Exercise:
Look through the material below and copy exactly the lines from the line with "Give me the" to the line with "Extract the structured", those two lines included.

Data for processing:
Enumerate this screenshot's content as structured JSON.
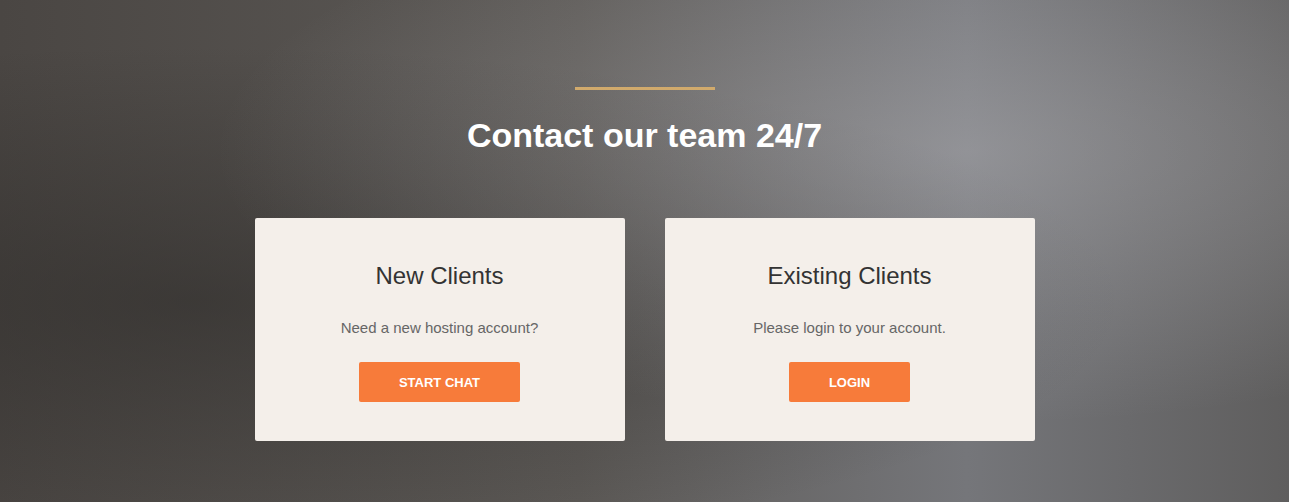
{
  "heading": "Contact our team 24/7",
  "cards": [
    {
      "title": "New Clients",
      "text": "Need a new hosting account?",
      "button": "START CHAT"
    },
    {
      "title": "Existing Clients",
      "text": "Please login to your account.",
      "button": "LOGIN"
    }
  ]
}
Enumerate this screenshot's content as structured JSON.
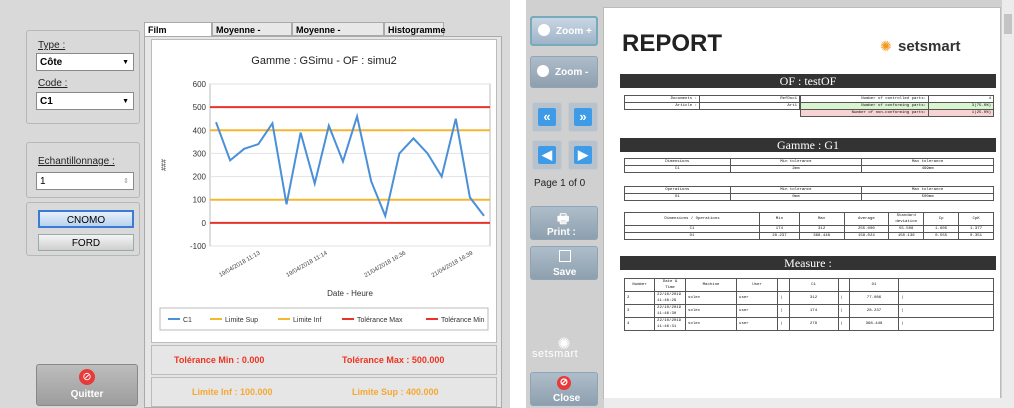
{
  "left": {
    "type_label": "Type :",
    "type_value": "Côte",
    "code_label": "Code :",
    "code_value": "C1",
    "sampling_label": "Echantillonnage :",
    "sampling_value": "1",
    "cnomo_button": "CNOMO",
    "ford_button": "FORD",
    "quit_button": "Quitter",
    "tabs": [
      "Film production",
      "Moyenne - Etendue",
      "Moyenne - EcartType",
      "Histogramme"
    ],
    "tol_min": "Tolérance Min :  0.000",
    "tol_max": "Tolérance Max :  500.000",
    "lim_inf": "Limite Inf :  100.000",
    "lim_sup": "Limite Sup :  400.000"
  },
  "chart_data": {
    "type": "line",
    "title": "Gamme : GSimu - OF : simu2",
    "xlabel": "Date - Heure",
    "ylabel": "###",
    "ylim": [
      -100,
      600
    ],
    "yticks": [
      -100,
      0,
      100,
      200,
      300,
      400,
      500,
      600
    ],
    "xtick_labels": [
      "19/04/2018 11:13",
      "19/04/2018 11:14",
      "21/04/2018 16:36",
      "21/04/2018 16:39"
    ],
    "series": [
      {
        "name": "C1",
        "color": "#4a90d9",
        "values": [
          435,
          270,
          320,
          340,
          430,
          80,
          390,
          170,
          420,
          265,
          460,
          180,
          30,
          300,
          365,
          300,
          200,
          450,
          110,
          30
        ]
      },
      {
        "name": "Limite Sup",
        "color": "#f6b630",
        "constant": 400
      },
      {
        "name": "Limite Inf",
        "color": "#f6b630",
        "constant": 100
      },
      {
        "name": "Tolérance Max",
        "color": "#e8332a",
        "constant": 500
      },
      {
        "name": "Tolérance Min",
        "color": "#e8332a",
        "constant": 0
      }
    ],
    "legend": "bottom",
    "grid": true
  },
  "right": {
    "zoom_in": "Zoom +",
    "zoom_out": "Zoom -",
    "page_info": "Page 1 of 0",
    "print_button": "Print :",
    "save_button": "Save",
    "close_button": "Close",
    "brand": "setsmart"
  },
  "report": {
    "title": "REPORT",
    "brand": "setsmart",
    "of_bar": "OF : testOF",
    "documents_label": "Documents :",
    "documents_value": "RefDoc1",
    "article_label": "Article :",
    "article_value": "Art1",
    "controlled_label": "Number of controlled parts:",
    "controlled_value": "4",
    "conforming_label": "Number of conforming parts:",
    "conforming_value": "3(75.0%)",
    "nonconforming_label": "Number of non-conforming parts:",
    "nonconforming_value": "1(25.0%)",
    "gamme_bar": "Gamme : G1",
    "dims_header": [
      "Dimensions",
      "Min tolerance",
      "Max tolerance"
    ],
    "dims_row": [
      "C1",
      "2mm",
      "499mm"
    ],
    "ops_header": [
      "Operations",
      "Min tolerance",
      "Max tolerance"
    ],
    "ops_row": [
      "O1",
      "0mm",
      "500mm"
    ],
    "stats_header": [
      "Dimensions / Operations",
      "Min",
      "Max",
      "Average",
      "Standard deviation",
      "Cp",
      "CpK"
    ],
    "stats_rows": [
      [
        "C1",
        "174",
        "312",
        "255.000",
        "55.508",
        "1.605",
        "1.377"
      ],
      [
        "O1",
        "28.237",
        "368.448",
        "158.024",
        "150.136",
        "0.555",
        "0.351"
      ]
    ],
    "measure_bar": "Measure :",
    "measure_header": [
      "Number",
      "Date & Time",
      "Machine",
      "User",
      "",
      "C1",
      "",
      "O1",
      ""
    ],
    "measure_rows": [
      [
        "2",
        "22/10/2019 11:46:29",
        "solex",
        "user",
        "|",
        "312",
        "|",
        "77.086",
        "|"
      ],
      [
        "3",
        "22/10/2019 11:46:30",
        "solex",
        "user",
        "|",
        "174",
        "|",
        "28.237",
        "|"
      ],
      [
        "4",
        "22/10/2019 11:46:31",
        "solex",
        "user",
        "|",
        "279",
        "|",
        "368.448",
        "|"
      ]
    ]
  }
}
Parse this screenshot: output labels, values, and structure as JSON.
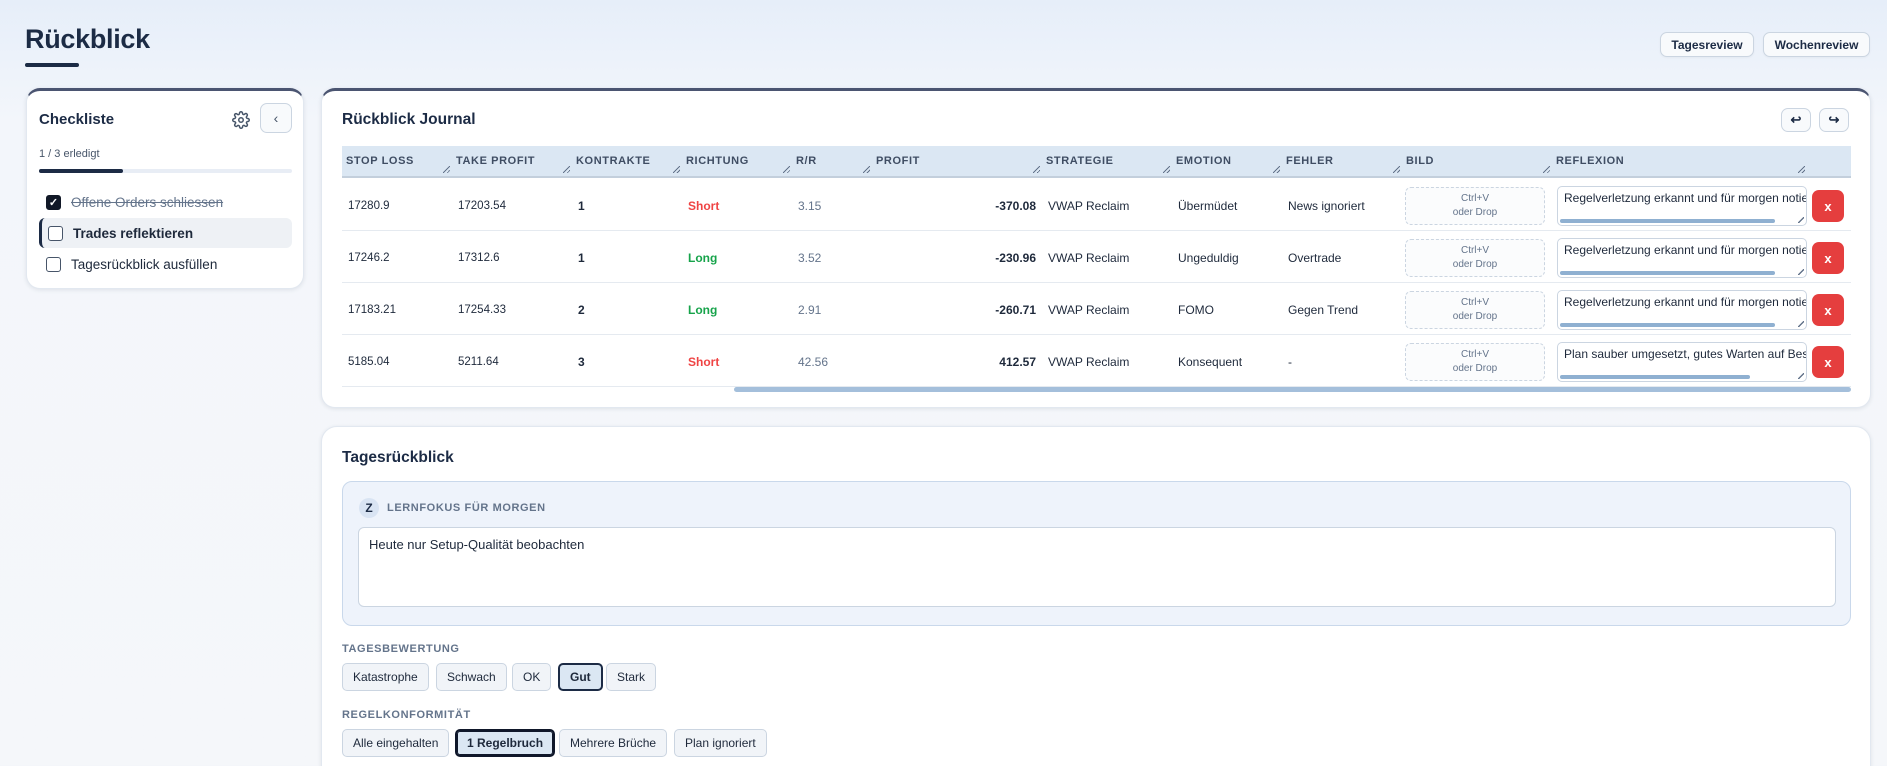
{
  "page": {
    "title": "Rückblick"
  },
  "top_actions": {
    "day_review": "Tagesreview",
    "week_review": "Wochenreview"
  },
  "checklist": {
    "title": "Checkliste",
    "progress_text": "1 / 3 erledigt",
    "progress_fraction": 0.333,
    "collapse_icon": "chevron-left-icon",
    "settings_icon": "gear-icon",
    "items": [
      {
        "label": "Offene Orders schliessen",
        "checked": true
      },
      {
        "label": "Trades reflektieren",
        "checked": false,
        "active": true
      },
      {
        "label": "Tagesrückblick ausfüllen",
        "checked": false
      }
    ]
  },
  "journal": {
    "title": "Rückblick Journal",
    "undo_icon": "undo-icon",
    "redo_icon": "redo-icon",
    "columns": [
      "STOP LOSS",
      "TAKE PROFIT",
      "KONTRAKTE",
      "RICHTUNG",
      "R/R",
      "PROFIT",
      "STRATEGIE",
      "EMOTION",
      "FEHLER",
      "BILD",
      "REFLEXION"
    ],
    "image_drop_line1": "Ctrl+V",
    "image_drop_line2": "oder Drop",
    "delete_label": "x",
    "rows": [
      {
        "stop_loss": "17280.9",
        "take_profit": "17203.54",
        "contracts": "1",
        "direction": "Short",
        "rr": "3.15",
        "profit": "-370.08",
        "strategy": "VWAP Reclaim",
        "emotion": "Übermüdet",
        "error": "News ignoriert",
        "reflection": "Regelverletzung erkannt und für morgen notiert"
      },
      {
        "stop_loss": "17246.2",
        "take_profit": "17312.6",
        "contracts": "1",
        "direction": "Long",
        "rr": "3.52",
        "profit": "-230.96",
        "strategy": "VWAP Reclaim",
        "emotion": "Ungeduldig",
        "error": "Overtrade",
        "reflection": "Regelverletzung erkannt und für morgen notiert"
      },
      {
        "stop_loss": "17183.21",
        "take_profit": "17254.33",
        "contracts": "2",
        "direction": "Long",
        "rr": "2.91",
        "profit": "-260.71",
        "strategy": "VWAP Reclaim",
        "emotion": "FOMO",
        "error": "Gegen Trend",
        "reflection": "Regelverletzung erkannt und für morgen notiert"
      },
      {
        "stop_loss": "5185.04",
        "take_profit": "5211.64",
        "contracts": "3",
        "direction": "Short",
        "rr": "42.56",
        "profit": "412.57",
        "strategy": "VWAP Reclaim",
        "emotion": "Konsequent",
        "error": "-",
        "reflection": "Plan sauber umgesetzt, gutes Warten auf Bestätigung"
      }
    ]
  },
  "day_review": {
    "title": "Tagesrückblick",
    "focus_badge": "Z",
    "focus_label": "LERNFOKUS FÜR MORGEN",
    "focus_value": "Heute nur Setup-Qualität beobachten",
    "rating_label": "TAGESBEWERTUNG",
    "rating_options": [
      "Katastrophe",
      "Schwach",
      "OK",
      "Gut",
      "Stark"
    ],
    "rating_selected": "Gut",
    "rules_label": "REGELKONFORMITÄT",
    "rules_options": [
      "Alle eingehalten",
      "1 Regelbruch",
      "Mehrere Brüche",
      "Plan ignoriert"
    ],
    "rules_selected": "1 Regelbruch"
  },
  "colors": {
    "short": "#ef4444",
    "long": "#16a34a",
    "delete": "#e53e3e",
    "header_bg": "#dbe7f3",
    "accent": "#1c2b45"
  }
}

...

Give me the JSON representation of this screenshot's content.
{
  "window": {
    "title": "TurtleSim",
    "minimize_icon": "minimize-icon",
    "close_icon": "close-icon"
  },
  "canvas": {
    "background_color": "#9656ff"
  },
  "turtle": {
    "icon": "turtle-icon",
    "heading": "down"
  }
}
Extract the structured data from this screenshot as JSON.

Expected answer:
Give me the JSON representation of this screenshot's content.
{
  "window": {
    "title": "TurtleSim",
    "minimize_icon": "minimize-icon",
    "close_icon": "close-icon"
  },
  "canvas": {
    "background_color": "#9656ff"
  },
  "turtle": {
    "icon": "turtle-icon",
    "heading": "down"
  }
}
Extract the structured data from this screenshot as JSON.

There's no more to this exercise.